Textauszug:

■ ■ ■

In diese Szenerie werden schließlich zwei Vitrinen mit Kostümfigurinen gefahren. Die als traditionelles Brautpaar kostümierten Figurinen stellen sich schnell als Hans und Marie heraus, die eigentlichen Hauptpersonen des Stücks. Überhaupt werden uns die tradierten Formen ländlichen Lebens in immer neuen Vitrinen präsentiert. So vermeidet das Produktionsteam die Abgleitung in eine konventionelle Inszenierung und schafft gleichzeitig die Möglichkeit, unser tradiertes Bild einer »verkauften Braut« zu erhalten.
Csaba Antal (Bühnenbild) und Bettina Walter (Kostüme) gönnen uns ländliche Stuben und volkstümliche Kostüme und überhaupt ein ganzes Dorf. Doch hat sich das Produktionsteam wohl gefragt, wo man heute so etwas noch findet. Natürlich. Im Heimatmuseum. So ist das ganze Dorf in Vitrinen musealisiert.

■ ■ ■

(Einträge beschrifteter Bereiche)

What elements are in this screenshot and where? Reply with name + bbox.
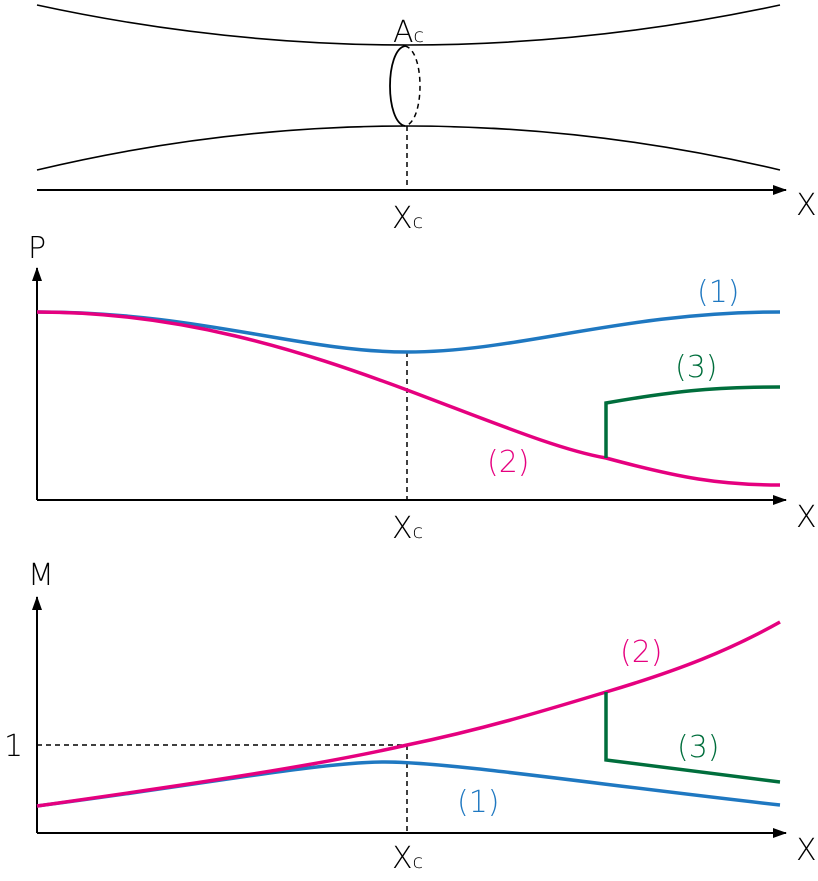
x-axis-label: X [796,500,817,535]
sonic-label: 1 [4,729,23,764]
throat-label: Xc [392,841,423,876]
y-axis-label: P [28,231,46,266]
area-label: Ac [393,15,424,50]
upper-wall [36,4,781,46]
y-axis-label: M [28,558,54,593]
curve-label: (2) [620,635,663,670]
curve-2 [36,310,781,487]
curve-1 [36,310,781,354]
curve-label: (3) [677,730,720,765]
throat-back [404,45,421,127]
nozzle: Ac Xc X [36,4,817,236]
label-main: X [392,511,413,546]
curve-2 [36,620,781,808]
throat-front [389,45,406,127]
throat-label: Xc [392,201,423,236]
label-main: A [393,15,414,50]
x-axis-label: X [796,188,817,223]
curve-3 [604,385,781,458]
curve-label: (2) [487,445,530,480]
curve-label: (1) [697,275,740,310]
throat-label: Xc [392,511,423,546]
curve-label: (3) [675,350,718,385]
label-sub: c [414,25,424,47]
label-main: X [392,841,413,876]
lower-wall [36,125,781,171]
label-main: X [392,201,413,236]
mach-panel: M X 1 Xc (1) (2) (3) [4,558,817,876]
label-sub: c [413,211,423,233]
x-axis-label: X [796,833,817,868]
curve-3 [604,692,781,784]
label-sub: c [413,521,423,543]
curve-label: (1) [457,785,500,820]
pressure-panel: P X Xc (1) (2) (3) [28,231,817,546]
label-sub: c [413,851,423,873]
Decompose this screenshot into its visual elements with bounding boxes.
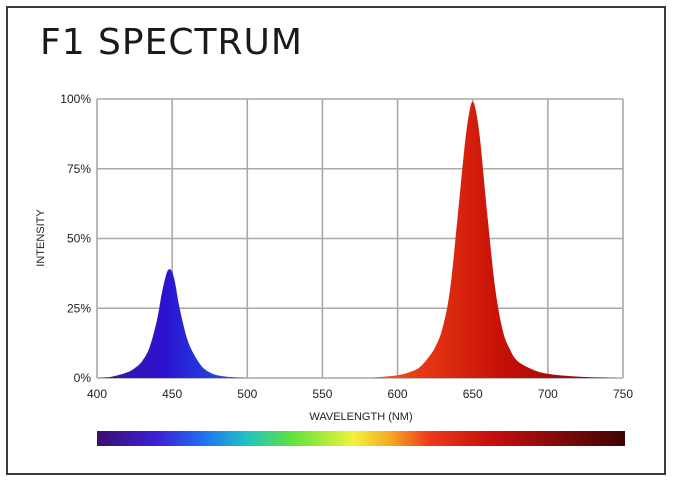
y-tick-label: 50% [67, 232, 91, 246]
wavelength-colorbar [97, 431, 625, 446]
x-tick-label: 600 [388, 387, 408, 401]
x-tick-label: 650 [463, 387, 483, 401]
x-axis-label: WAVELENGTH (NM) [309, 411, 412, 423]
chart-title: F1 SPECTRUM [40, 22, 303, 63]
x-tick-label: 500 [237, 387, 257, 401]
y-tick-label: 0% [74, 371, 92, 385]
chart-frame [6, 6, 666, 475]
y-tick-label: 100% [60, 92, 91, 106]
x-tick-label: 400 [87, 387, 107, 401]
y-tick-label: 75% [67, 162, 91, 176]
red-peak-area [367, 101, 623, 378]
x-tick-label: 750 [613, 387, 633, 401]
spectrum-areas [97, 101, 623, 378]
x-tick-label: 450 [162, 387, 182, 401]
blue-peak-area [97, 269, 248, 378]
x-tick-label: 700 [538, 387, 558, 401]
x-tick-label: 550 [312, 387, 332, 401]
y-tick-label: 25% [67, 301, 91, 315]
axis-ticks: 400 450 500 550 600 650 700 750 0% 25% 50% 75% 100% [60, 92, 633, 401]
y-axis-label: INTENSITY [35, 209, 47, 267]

■ ■ ■

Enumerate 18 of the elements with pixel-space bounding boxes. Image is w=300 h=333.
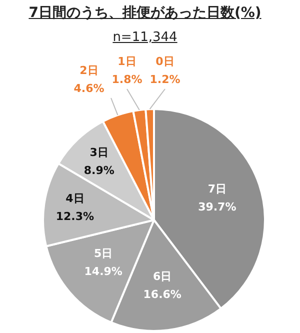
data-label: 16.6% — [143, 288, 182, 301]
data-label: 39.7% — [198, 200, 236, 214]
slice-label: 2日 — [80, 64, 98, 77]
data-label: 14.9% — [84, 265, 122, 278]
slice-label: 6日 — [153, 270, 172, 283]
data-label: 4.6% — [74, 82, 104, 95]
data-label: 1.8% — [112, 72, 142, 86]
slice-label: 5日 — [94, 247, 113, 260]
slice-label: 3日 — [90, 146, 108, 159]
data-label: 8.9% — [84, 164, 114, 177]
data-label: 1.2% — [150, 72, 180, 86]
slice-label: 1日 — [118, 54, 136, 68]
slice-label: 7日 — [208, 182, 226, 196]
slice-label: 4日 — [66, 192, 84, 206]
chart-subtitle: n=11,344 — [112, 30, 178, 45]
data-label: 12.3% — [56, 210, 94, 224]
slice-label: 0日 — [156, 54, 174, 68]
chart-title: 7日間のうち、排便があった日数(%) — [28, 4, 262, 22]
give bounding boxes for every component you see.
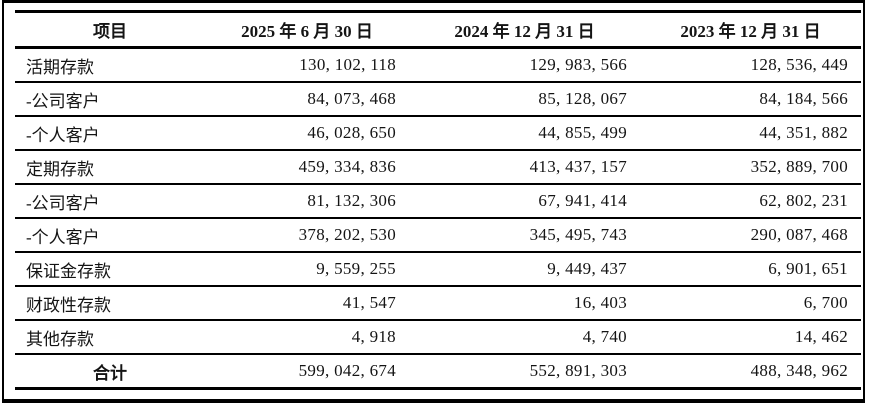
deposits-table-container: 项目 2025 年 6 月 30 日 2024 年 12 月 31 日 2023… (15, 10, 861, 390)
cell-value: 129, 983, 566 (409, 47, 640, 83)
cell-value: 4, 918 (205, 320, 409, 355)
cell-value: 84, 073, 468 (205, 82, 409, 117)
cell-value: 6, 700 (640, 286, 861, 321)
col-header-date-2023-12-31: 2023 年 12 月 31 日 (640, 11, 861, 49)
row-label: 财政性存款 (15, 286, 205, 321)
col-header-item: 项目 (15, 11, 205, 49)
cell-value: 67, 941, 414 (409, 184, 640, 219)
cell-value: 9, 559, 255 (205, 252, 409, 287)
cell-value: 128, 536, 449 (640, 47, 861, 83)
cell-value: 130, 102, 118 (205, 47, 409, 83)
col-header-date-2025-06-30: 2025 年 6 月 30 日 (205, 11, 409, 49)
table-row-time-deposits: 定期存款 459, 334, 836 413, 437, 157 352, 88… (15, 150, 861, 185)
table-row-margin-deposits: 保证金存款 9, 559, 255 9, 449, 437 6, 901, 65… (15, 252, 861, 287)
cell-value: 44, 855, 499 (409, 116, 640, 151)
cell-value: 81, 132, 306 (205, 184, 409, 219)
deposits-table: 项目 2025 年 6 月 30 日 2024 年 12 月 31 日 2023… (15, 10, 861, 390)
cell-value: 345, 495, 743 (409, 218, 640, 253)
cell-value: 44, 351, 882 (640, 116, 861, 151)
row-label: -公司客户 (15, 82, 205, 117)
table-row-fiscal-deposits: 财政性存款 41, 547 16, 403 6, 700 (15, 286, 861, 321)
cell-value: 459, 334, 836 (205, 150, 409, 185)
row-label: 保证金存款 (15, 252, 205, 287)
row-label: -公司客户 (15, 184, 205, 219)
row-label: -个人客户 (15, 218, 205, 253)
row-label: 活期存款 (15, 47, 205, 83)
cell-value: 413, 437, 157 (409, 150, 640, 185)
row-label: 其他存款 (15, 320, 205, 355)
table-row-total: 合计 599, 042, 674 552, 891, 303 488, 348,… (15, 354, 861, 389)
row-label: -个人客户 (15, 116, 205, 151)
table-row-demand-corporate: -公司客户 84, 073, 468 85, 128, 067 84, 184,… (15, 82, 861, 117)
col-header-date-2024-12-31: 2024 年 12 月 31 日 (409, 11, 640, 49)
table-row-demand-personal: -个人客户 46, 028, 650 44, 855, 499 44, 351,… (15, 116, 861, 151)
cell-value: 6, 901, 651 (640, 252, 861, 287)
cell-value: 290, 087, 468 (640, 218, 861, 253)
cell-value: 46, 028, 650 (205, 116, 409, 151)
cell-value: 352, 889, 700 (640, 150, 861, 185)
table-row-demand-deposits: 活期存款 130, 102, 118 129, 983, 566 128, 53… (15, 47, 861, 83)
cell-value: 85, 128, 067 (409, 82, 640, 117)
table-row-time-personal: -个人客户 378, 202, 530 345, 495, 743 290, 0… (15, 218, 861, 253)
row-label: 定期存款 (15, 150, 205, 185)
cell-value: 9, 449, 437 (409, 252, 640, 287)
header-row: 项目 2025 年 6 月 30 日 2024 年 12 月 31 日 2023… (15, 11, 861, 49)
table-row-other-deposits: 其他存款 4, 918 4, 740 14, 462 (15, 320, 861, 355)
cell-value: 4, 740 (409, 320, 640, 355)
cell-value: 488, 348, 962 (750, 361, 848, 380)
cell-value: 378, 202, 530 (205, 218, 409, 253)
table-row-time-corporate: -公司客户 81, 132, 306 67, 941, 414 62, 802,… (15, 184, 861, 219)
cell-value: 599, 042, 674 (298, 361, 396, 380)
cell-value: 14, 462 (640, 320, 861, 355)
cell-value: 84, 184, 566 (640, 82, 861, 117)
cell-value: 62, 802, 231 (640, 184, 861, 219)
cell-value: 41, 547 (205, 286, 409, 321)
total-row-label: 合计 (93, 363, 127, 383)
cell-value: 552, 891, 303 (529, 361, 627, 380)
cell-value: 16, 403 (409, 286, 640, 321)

■ ■ ■

Aufgaben:
[1] Wer ist laut Textauszug für die Kostüme verantwortlich?
[2] Übernimm aus dem Textauszug wörtlich den Abschnitt, der bei „Csaba Antal (Bühnenbild)“ beginnt und bei „in Vitrinen musealisiert.“ endet.
[3] Fasse den Absatz des Textauszugs, der mit „Csaba Antal (Bühnenbild)“ beginnt, kürzer zusammen und behalte dabei seine wesentlichen Fakten bei.

Lösungen:
[1] Bettina Walter.

[2]
Csaba Antal (Bühnenbild) und Bettina Walter (Kostüme) gönnen uns ländliche Stuben und volkstümliche Kostüme und überhaupt ein ganzes Dorf. Doch hat sich das Produktionsteam wohl gefragt, wo man heute so etwas noch findet. Natürlich. Im Heimatmuseum. So ist das ganze Dorf in Vitrinen musealisiert.

[3] Csaba Antal (Bühnenbild) und Bettina Walter (Kostüme) bieten ländliche Stuben, volkstümliche Kostüme und ein ganzes Dorf. Das Produktionsteam verortet so etwas heute im Heimatmuseum, daher ist das ganze Dorf in Vitrinen musealisiert.